◆ **WORK TO COMPLETE**
Exclude any images and output the remaining records exactly.

◆ **SUPPLIED MATERIAL**
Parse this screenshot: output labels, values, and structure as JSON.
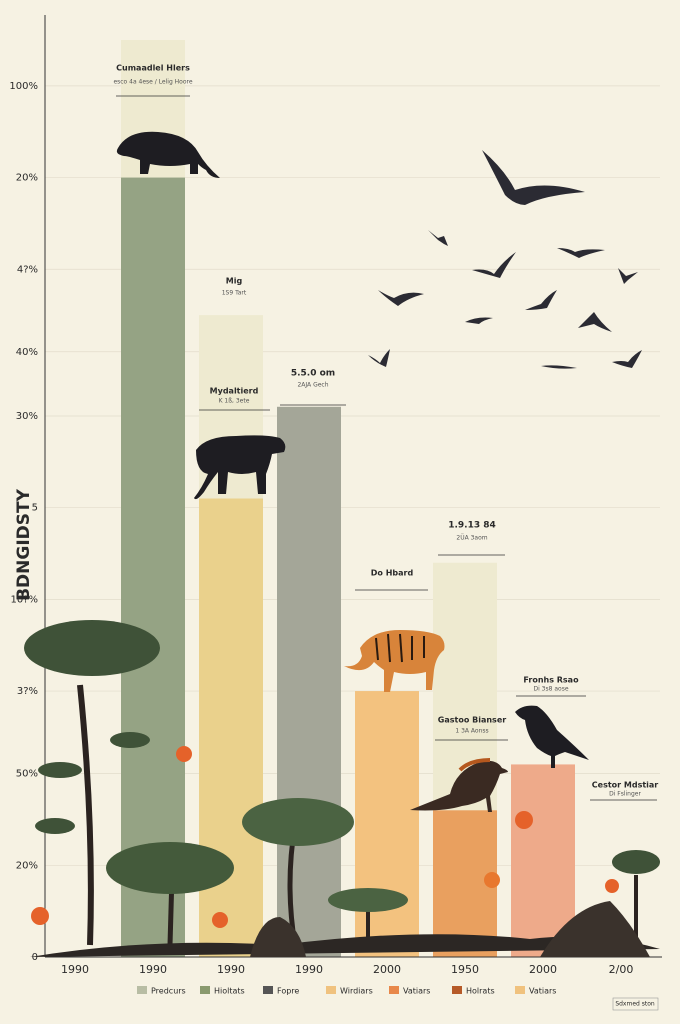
{
  "chart_data": {
    "type": "bar",
    "y_axis_label": "BDNGIDSTY",
    "categories": [
      "1990",
      "1990",
      "1990",
      "1990",
      "2000",
      "1950",
      "2000",
      "2/00"
    ],
    "values": [
      null,
      85,
      50,
      60,
      29,
      16,
      21,
      null
    ],
    "faded_values": [
      null,
      100,
      70,
      null,
      null,
      43,
      null,
      null
    ],
    "colors": [
      null,
      "#95a384",
      "#ead18c",
      "#a4a698",
      "#f3c27f",
      "#e9a05f",
      "#eeaa8a",
      null
    ],
    "faded_color": "#eeead0",
    "ylim": [
      0,
      100
    ],
    "yticks": [
      {
        "value": 95,
        "label": "100%"
      },
      {
        "value": 85,
        "label": "20%"
      },
      {
        "value": 75,
        "label": "4?%"
      },
      {
        "value": 66,
        "label": "40%"
      },
      {
        "value": 59,
        "label": "30%"
      },
      {
        "value": 49,
        "label": "5"
      },
      {
        "value": 39,
        "label": "10?%"
      },
      {
        "value": 29,
        "label": "3?%"
      },
      {
        "value": 20,
        "label": "50%"
      },
      {
        "value": 10,
        "label": "20%"
      },
      0
    ],
    "grid": true,
    "annotations": [
      {
        "text": "Cumaadlel Hlers",
        "sub": "esco 4a 4ese / Lelig Hoore"
      },
      {
        "text": "Mig",
        "sub": "1S9 Tart"
      },
      {
        "text": "Mydaltierd",
        "sub": "K 1ß, 3ete"
      },
      {
        "text": "5.5.0 om",
        "sub": "2AJA Gech"
      },
      {
        "text": "Do Hbard",
        "sub": ""
      },
      {
        "text": "1.9.13 84",
        "sub": "2ÜA 3aom"
      },
      {
        "text": "Gastoo Bianser",
        "sub": "1 3A Aonss"
      },
      {
        "text": "Fronhs Rsao",
        "sub": "Di 3s8 aose"
      },
      {
        "text": "Cestor Mdstiar",
        "sub": "Di Fslinger"
      }
    ],
    "legend": [
      {
        "label": "Predcurs",
        "color": "#b8bda4"
      },
      {
        "label": "Hioltats",
        "color": "#8a9a6e"
      },
      {
        "label": "Fopre",
        "color": "#555555"
      },
      {
        "label": "Wirdiars",
        "color": "#f0c27e"
      },
      {
        "label": "Vatiars",
        "color": "#e8884a"
      },
      {
        "label": "Holrats",
        "color": "#b65a28"
      },
      {
        "label": "Vatiars",
        "color": "#f0c27e"
      }
    ],
    "footer": "Sdxmed ston"
  }
}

◆ **TASK RESPONSE**
Parse this screenshot: output labels, values, and structure as JSON.
{
  "chart_data": {
    "type": "bar",
    "y_axis_label": "BDNGIDSTY",
    "categories": [
      "1990",
      "1990",
      "1990",
      "1990",
      "2000",
      "1950",
      "2000",
      "2/00"
    ],
    "values": [
      null,
      85,
      50,
      60,
      29,
      16,
      21,
      null
    ],
    "faded_values": [
      null,
      100,
      70,
      null,
      null,
      43,
      null,
      null
    ],
    "colors": [
      null,
      "#95a384",
      "#ead18c",
      "#a4a698",
      "#f3c27f",
      "#e9a05f",
      "#eeaa8a",
      null
    ],
    "faded_color": "#eeead0",
    "ylim": [
      0,
      100
    ],
    "yticks": [
      {
        "value": 95,
        "label": "100%"
      },
      {
        "value": 85,
        "label": "20%"
      },
      {
        "value": 75,
        "label": "4?%"
      },
      {
        "value": 66,
        "label": "40%"
      },
      {
        "value": 59,
        "label": "30%"
      },
      {
        "value": 49,
        "label": "5"
      },
      {
        "value": 39,
        "label": "10?%"
      },
      {
        "value": 29,
        "label": "3?%"
      },
      {
        "value": 20,
        "label": "50%"
      },
      {
        "value": 10,
        "label": "20%"
      },
      0
    ],
    "grid": true,
    "annotations": [
      {
        "text": "Cumaadlel Hlers",
        "sub": "esco 4a 4ese / Lelig Hoore"
      },
      {
        "text": "Mig",
        "sub": "1S9 Tart"
      },
      {
        "text": "Mydaltierd",
        "sub": "K 1ß, 3ete"
      },
      {
        "text": "5.5.0 om",
        "sub": "2AJA Gech"
      },
      {
        "text": "Do Hbard",
        "sub": ""
      },
      {
        "text": "1.9.13 84",
        "sub": "2ÜA 3aom"
      },
      {
        "text": "Gastoo Bianser",
        "sub": "1 3A Aonss"
      },
      {
        "text": "Fronhs Rsao",
        "sub": "Di 3s8 aose"
      },
      {
        "text": "Cestor Mdstiar",
        "sub": "Di Fslinger"
      }
    ],
    "legend": [
      {
        "label": "Predcurs",
        "color": "#b8bda4"
      },
      {
        "label": "Hioltats",
        "color": "#8a9a6e"
      },
      {
        "label": "Fopre",
        "color": "#555555"
      },
      {
        "label": "Wirdiars",
        "color": "#f0c27e"
      },
      {
        "label": "Vatiars",
        "color": "#e8884a"
      },
      {
        "label": "Holrats",
        "color": "#b65a28"
      },
      {
        "label": "Vatiars",
        "color": "#f0c27e"
      }
    ],
    "footer": "Sdxmed ston"
  }
}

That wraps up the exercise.